- [AIM OF THE EXERCISE] Count each line in which the word "brána" appears. Reply with the total and nothing more.

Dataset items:
════════════════════

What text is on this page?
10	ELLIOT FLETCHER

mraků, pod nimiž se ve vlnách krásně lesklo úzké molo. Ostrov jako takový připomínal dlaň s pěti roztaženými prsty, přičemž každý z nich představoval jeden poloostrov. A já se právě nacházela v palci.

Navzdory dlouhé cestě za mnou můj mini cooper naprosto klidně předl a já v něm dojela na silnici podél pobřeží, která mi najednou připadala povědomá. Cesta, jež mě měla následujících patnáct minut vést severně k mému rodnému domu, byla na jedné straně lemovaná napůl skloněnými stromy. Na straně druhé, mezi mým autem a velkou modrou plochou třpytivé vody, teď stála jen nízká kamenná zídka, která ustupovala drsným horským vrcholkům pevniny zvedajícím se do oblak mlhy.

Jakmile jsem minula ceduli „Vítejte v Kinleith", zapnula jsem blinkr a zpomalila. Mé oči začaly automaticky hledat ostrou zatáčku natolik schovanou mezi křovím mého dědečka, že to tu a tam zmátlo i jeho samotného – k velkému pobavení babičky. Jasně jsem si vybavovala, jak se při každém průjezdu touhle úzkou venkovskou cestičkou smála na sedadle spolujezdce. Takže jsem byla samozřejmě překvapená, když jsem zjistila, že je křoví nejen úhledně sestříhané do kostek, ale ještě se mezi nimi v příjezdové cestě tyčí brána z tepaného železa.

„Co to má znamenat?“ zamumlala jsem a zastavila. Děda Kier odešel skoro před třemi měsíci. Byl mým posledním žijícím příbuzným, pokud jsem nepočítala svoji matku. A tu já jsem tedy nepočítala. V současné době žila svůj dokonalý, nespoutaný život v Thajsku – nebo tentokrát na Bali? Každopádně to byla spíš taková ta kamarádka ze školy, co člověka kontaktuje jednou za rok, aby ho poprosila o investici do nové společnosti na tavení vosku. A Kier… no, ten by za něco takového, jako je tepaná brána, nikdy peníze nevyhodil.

════════════════════

- [EXERCISE RESPONSE] 2